§ TASK DIRECTIONS
Find each line holding "Read" and copy it out.
── DATASET RECORDS ──
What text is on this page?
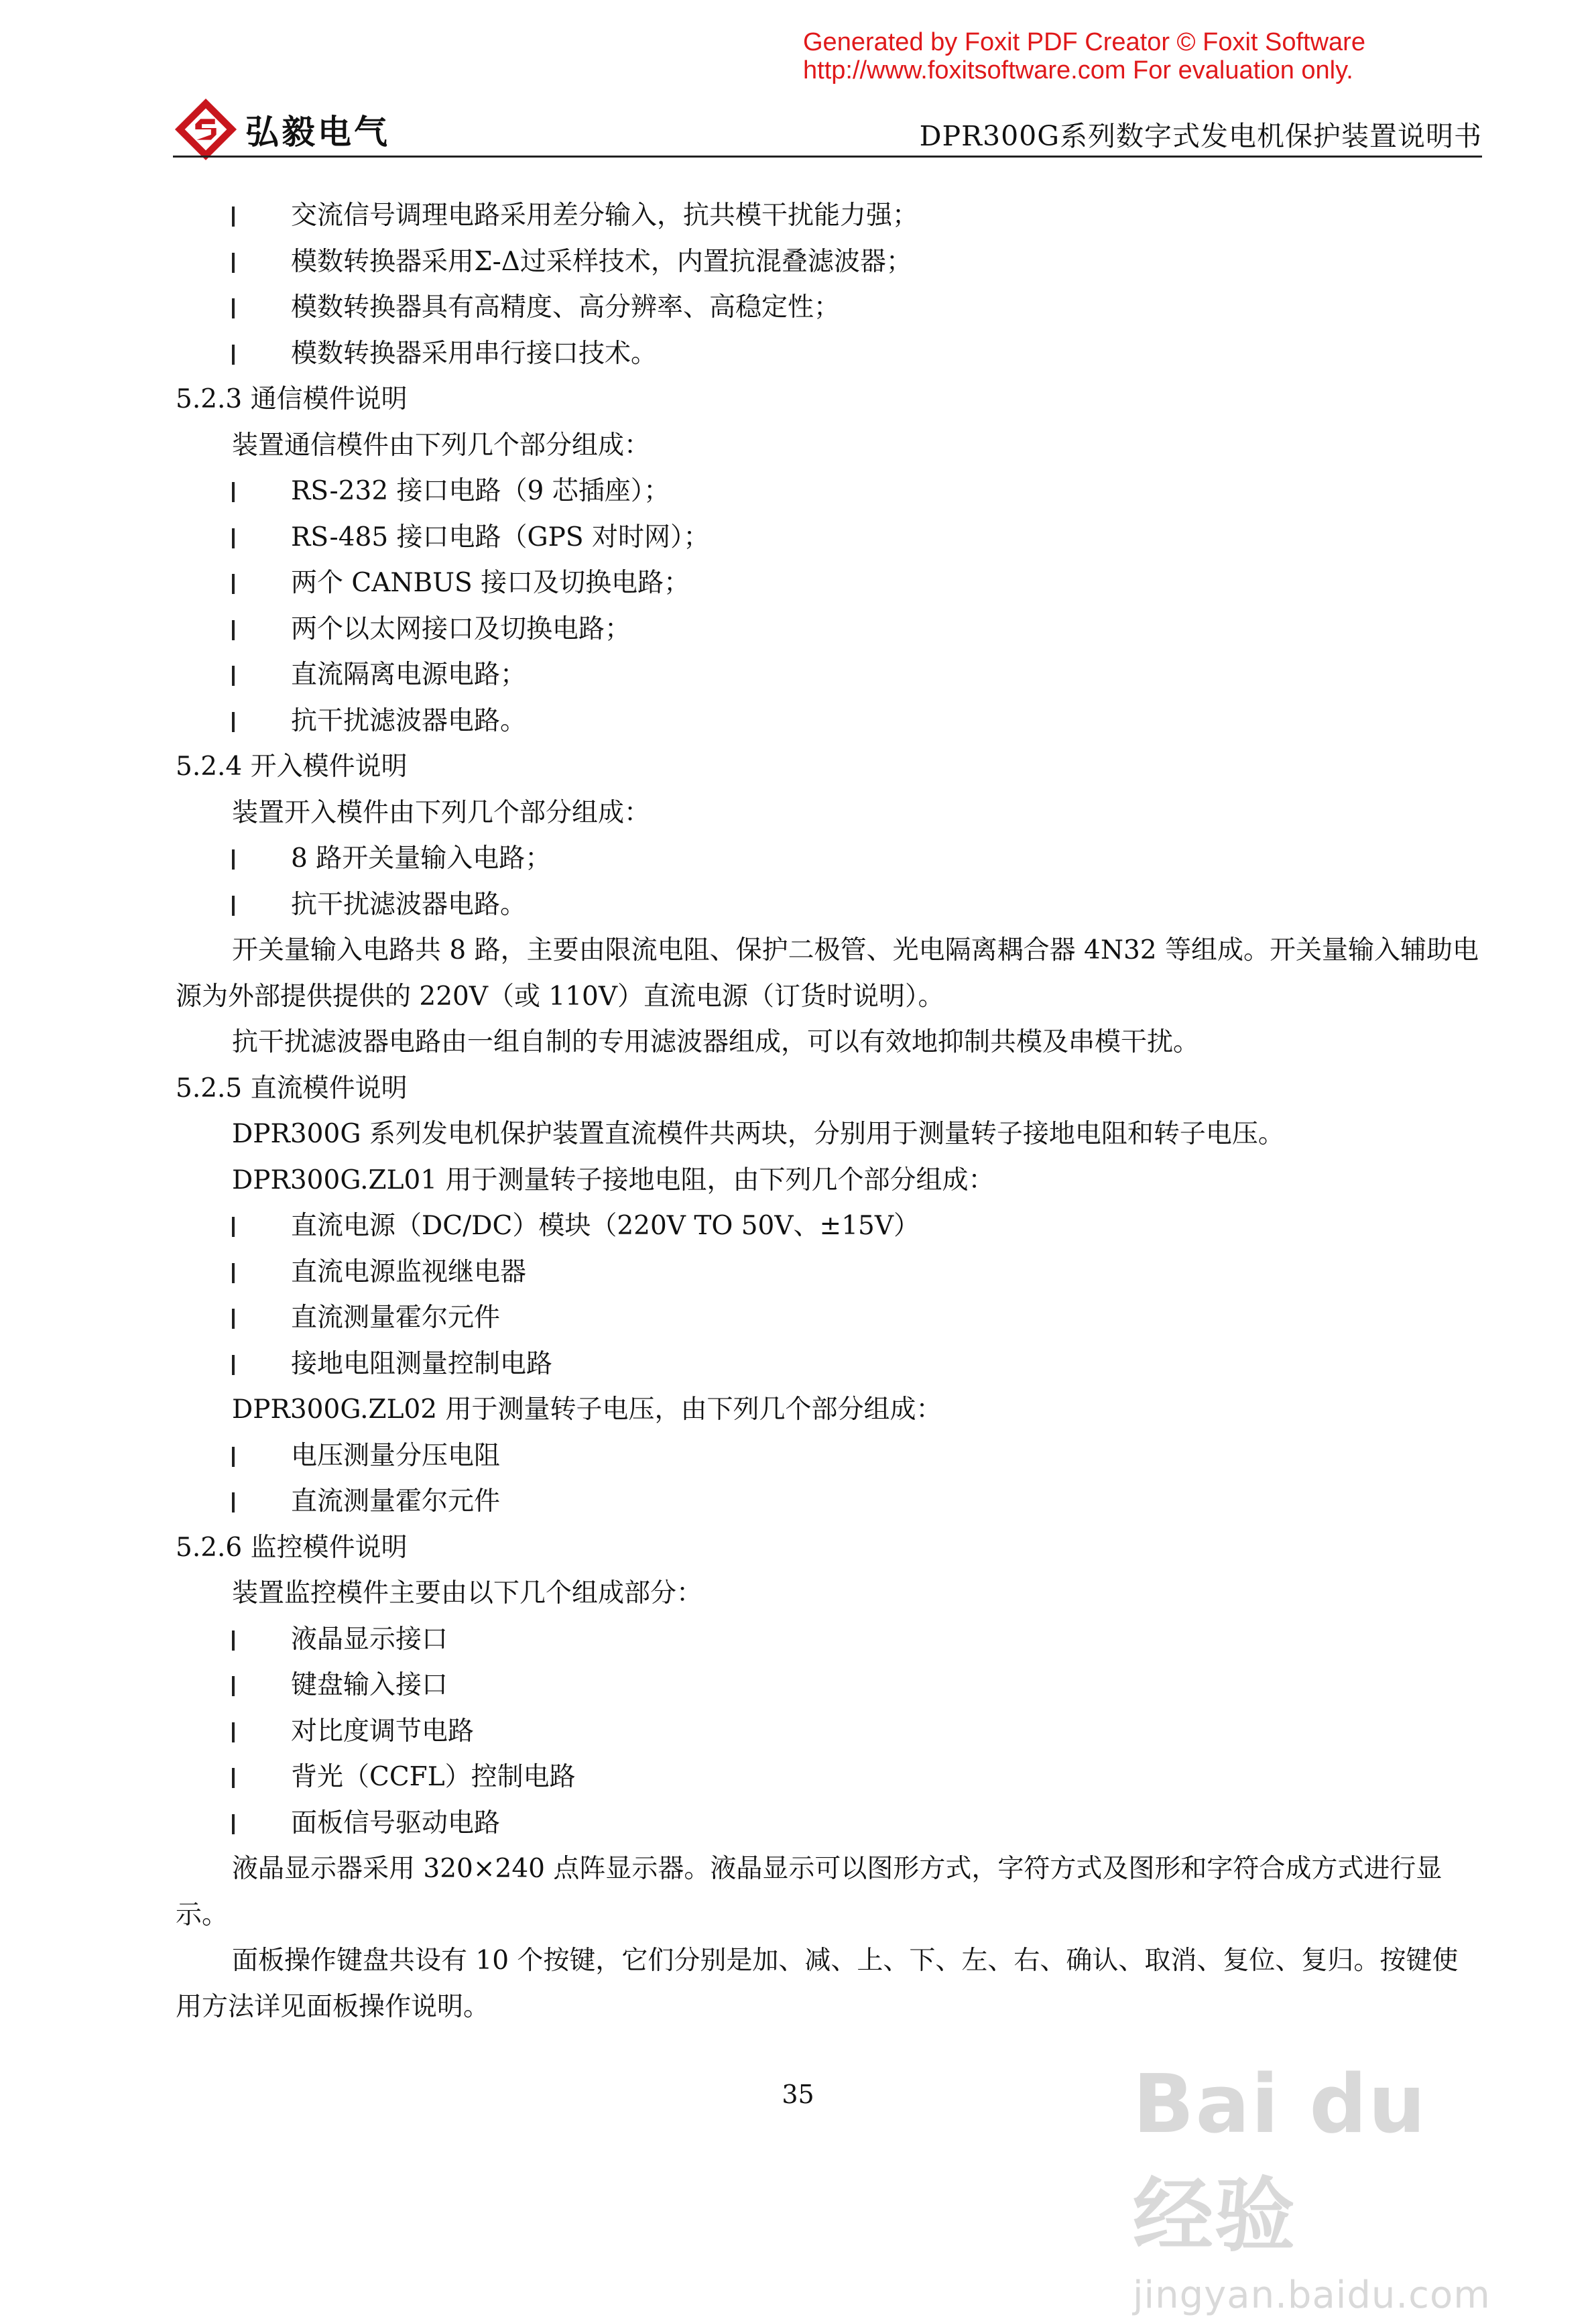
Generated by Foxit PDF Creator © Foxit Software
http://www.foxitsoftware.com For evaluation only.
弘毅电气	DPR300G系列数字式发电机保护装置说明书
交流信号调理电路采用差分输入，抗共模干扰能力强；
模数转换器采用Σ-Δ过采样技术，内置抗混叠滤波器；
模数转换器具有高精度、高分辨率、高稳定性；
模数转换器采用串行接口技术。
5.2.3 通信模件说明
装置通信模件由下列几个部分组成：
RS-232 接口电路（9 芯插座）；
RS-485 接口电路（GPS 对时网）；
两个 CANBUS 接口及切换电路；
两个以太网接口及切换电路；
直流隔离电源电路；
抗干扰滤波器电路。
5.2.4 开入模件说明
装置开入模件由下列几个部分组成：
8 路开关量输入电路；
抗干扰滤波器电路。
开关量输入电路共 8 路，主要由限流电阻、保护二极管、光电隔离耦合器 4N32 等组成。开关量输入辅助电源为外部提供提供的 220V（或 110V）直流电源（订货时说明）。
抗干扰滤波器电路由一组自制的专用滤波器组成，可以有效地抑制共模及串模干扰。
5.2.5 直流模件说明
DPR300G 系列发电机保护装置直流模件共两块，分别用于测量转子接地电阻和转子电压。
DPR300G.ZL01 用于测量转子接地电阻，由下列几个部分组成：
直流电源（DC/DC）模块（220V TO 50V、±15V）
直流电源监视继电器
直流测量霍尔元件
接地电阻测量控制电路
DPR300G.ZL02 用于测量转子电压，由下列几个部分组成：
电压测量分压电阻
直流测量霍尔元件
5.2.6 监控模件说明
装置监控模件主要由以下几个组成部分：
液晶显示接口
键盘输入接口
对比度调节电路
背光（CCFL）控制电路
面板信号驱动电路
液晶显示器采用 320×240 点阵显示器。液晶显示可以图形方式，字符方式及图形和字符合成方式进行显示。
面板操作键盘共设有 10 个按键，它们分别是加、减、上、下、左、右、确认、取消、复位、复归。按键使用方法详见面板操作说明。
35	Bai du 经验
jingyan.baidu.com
───
── DATASET RECORDS ──
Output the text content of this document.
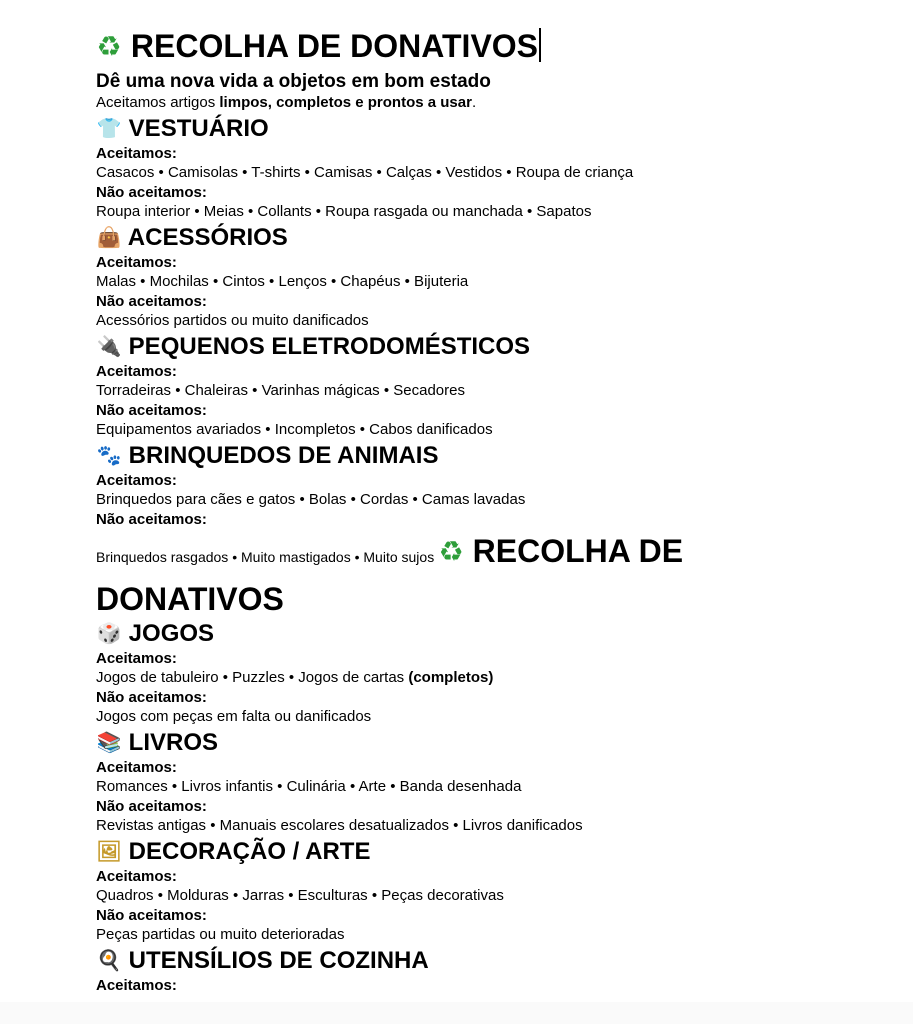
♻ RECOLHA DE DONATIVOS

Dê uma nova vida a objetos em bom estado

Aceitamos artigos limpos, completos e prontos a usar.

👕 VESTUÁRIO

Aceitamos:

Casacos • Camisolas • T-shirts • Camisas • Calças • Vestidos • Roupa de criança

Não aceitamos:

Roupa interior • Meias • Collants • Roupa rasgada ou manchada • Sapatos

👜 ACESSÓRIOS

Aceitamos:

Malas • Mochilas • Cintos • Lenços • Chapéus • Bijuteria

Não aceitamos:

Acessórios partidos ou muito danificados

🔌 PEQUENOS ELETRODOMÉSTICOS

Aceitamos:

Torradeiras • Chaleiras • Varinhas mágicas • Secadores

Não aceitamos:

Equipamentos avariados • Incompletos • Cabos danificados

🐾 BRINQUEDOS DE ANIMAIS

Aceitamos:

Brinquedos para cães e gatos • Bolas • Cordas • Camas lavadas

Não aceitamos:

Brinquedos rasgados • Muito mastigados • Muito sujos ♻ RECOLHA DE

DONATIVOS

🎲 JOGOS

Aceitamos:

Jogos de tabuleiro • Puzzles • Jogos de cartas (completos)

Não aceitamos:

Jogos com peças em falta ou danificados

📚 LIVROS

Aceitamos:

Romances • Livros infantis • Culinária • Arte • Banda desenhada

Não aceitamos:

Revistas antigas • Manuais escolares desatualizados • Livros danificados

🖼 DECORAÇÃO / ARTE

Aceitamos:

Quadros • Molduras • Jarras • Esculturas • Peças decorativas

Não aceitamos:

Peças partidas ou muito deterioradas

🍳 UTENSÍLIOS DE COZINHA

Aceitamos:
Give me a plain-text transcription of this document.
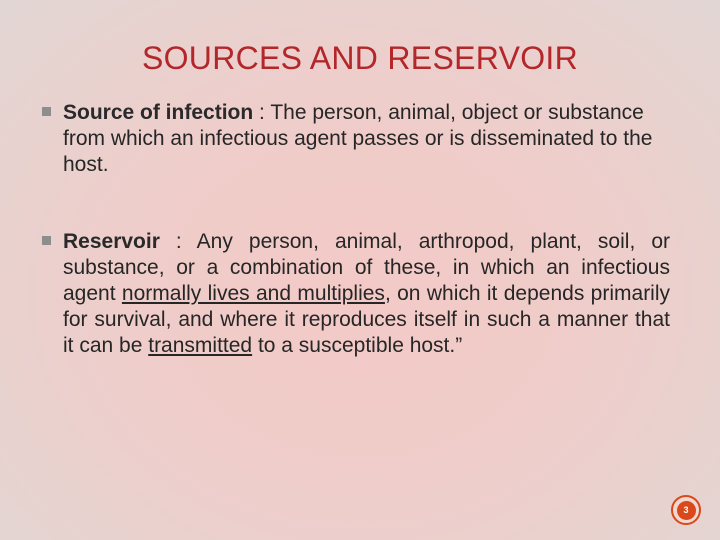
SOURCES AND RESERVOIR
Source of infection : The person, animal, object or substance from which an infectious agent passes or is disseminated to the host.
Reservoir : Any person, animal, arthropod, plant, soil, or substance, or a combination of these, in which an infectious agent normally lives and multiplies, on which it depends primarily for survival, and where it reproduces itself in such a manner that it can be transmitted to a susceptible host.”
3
───
── DATASET RECORDS ──
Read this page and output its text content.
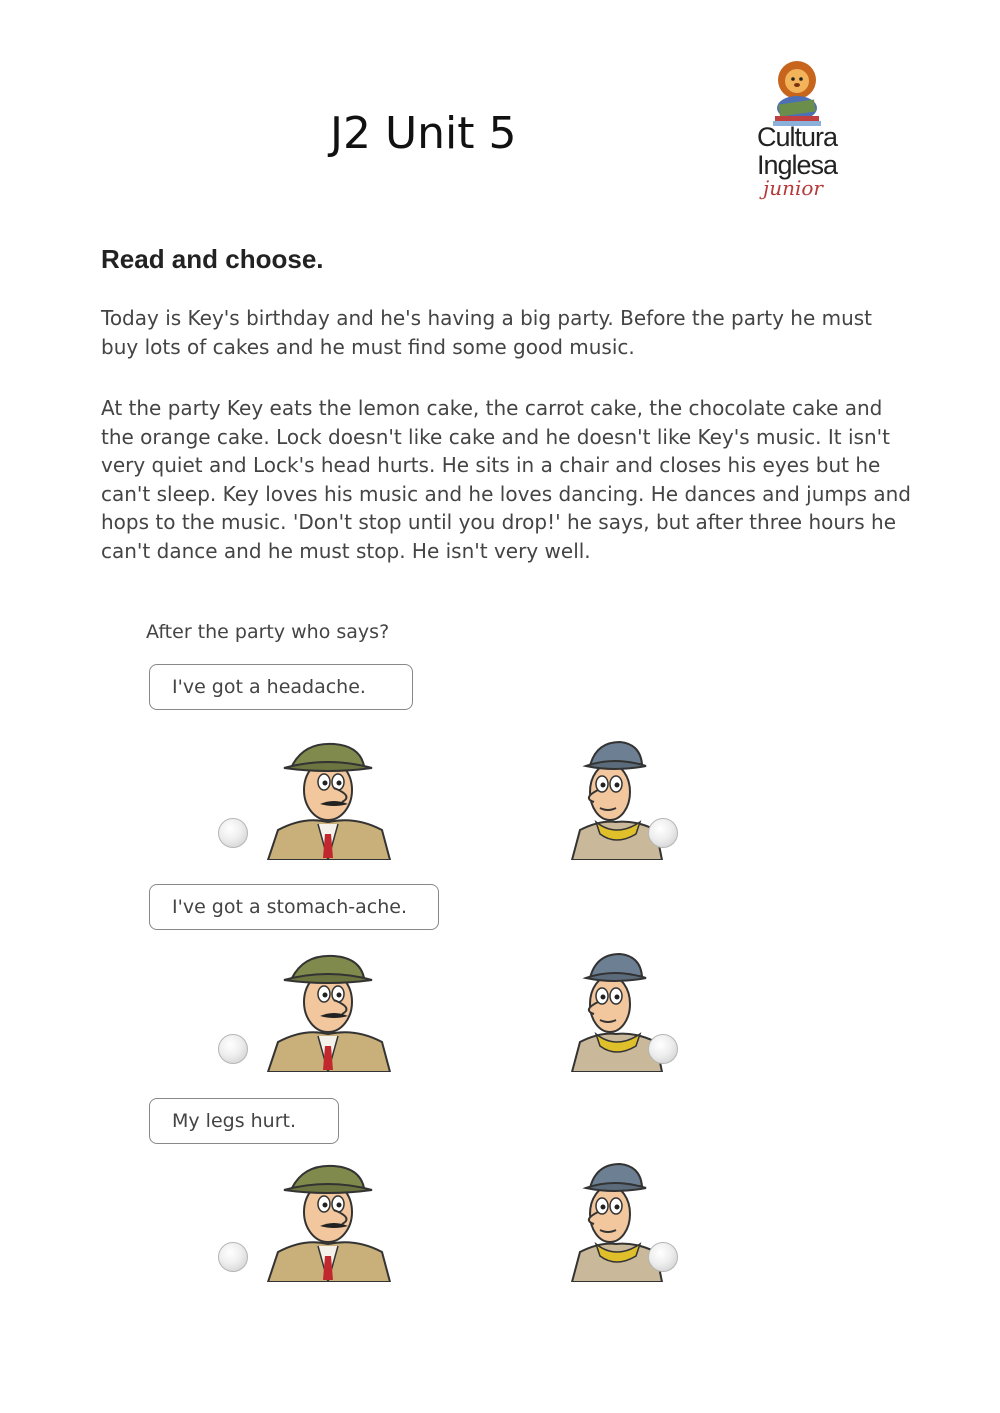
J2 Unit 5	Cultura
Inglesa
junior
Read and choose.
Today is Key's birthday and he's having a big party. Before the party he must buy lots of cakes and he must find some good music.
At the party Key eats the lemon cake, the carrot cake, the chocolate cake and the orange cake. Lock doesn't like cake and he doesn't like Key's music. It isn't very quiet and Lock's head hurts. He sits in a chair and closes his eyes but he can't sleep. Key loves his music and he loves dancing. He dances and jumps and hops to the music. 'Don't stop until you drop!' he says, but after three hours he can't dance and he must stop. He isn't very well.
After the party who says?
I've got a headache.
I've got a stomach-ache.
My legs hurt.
───
§ SOLUTION
Read this page and output its text content.
Read and choose.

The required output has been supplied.